[Items from a data source]
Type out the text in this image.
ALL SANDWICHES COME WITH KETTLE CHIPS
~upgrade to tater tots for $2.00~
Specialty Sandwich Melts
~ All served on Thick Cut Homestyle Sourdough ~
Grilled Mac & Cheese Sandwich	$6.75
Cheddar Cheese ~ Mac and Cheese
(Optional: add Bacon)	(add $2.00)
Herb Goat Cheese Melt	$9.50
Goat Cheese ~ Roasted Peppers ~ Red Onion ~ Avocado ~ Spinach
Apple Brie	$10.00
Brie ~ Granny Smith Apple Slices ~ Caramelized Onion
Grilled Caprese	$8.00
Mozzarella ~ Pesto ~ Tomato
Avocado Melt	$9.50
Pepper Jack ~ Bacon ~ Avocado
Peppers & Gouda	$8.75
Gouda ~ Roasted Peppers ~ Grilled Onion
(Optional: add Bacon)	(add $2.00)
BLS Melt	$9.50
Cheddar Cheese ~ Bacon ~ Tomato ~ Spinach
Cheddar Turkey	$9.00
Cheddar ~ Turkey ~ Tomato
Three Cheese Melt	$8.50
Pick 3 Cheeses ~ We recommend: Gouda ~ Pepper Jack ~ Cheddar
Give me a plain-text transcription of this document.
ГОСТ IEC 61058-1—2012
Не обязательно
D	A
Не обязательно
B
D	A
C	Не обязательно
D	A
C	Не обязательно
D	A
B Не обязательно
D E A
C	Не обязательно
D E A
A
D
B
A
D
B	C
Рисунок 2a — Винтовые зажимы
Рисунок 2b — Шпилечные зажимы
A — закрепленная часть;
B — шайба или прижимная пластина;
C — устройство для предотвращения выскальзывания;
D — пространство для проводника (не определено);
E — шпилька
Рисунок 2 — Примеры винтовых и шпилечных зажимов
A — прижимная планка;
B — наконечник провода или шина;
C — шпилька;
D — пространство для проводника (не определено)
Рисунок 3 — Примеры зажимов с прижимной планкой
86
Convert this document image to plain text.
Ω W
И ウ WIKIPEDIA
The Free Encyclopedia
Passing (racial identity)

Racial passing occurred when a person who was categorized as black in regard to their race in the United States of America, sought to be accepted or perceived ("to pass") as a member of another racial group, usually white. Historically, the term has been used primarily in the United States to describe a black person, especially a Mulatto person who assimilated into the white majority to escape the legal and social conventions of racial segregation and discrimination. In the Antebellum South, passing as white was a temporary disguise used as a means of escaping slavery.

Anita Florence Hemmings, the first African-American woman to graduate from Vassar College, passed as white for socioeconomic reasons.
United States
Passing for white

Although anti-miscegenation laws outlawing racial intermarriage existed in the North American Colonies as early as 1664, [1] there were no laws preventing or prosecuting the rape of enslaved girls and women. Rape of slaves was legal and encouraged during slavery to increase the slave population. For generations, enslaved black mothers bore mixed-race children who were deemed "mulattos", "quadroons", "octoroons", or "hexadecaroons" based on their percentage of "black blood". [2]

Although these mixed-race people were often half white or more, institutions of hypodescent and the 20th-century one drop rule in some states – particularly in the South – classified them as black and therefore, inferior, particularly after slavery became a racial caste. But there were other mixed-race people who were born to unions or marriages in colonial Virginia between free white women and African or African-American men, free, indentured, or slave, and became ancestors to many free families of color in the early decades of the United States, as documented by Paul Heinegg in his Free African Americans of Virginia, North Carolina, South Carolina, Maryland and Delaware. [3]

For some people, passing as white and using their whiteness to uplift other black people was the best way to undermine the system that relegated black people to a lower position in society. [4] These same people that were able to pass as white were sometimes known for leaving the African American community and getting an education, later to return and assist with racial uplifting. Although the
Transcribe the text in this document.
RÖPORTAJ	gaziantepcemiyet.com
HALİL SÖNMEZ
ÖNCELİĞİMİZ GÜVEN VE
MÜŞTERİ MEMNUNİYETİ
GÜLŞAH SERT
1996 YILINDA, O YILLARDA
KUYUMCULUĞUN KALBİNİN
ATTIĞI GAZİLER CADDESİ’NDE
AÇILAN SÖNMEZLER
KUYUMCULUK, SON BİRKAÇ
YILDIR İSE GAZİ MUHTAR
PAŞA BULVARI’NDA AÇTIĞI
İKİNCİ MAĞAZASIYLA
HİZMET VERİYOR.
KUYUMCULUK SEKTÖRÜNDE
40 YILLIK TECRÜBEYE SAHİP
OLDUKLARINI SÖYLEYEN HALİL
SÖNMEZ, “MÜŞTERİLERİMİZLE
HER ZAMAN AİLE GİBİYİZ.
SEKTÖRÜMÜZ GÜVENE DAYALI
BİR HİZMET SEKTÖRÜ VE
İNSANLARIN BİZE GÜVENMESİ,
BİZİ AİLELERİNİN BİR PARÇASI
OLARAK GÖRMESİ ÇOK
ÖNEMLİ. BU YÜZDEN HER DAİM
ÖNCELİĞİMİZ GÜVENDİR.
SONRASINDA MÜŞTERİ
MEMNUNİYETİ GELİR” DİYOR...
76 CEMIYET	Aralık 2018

* **Your objective**
Make an exact copy of the listing, including every line.

* **Full output**
Type out the text in this image.
ALL SANDWICHES COME WITH KETTLE CHIPS
~upgrade to tater tots for $2.00~
Specialty Sandwich Melts
~ All served on Thick Cut Homestyle Sourdough ~
Grilled Mac & Cheese Sandwich	$6.75
Cheddar Cheese ~ Mac and Cheese
(Optional: add Bacon)	(add $2.00)
Herb Goat Cheese Melt	$9.50
Goat Cheese ~ Roasted Peppers ~ Red Onion ~ Avocado ~ Spinach
Apple Brie	$10.00
Brie ~ Granny Smith Apple Slices ~ Caramelized Onion
Grilled Caprese	$8.00
Mozzarella ~ Pesto ~ Tomato
Avocado Melt	$9.50
Pepper Jack ~ Bacon ~ Avocado
Peppers & Gouda	$8.75
Gouda ~ Roasted Peppers ~ Grilled Onion
(Optional: add Bacon)	(add $2.00)
BLS Melt	$9.50
Cheddar Cheese ~ Bacon ~ Tomato ~ Spinach
Cheddar Turkey	$9.00
Cheddar ~ Turkey ~ Tomato
Three Cheese Melt	$8.50
Pick 3 Cheeses ~ We recommend: Gouda ~ Pepper Jack ~ Cheddar
Give me a plain-text transcription of this document.
ГОСТ IEC 61058-1—2012
Не обязательно
D	A
Не обязательно
B
D	A
C	Не обязательно
D	A
C	Не обязательно
D	A
B Не обязательно
D E A
C	Не обязательно
D E A
A
D
B
A
D
B	C
Рисунок 2a — Винтовые зажимы
Рисунок 2b — Шпилечные зажимы
A — закрепленная часть;
B — шайба или прижимная пластина;
C — устройство для предотвращения выскальзывания;
D — пространство для проводника (не определено);
E — шпилька
Рисунок 2 — Примеры винтовых и шпилечных зажимов
A — прижимная планка;
B — наконечник провода или шина;
C — шпилька;
D — пространство для проводника (не определено)
Рисунок 3 — Примеры зажимов с прижимной планкой
86
Convert this document image to plain text.
Ω W
И ウ WIKIPEDIA
The Free Encyclopedia
Passing (racial identity)

Racial passing occurred when a person who was categorized as black in regard to their race in the United States of America, sought to be accepted or perceived ("to pass") as a member of another racial group, usually white. Historically, the term has been used primarily in the United States to describe a black person, especially a Mulatto person who assimilated into the white majority to escape the legal and social conventions of racial segregation and discrimination. In the Antebellum South, passing as white was a temporary disguise used as a means of escaping slavery.

Anita Florence Hemmings, the first African-American woman to graduate from Vassar College, passed as white for socioeconomic reasons.
United States
Passing for white

Although anti-miscegenation laws outlawing racial intermarriage existed in the North American Colonies as early as 1664, [1] there were no laws preventing or prosecuting the rape of enslaved girls and women. Rape of slaves was legal and encouraged during slavery to increase the slave population. For generations, enslaved black mothers bore mixed-race children who were deemed "mulattos", "quadroons", "octoroons", or "hexadecaroons" based on their percentage of "black blood". [2]

Although these mixed-race people were often half white or more, institutions of hypodescent and the 20th-century one drop rule in some states – particularly in the South – classified them as black and therefore, inferior, particularly after slavery became a racial caste. But there were other mixed-race people who were born to unions or marriages in colonial Virginia between free white women and African or African-American men, free, indentured, or slave, and became ancestors to many free families of color in the early decades of the United States, as documented by Paul Heinegg in his Free African Americans of Virginia, North Carolina, South Carolina, Maryland and Delaware. [3]

For some people, passing as white and using their whiteness to uplift other black people was the best way to undermine the system that relegated black people to a lower position in society. [4] These same people that were able to pass as white were sometimes known for leaving the African American community and getting an education, later to return and assist with racial uplifting. Although the
Transcribe the text in this document.
RÖPORTAJ	gaziantepcemiyet.com
HALİL SÖNMEZ
ÖNCELİĞİMİZ GÜVEN VE
MÜŞTERİ MEMNUNİYETİ
GÜLŞAH SERT
1996 YILINDA, O YILLARDA
KUYUMCULUĞUN KALBİNİN
ATTIĞI GAZİLER CADDESİ’NDE
AÇILAN SÖNMEZLER
KUYUMCULUK, SON BİRKAÇ
YILDIR İSE GAZİ MUHTAR
PAŞA BULVARI’NDA AÇTIĞI
İKİNCİ MAĞAZASIYLA
HİZMET VERİYOR.
KUYUMCULUK SEKTÖRÜNDE
40 YILLIK TECRÜBEYE SAHİP
OLDUKLARINI SÖYLEYEN HALİL
SÖNMEZ, “MÜŞTERİLERİMİZLE
HER ZAMAN AİLE GİBİYİZ.
SEKTÖRÜMÜZ GÜVENE DAYALI
BİR HİZMET SEKTÖRÜ VE
İNSANLARIN BİZE GÜVENMESİ,
BİZİ AİLELERİNİN BİR PARÇASI
OLARAK GÖRMESİ ÇOK
ÖNEMLİ. BU YÜZDEN HER DAİM
ÖNCELİĞİMİZ GÜVENDİR.
SONRASINDA MÜŞTERİ
MEMNUNİYETİ GELİR” DİYOR...
76 CEMIYET	Aralık 2018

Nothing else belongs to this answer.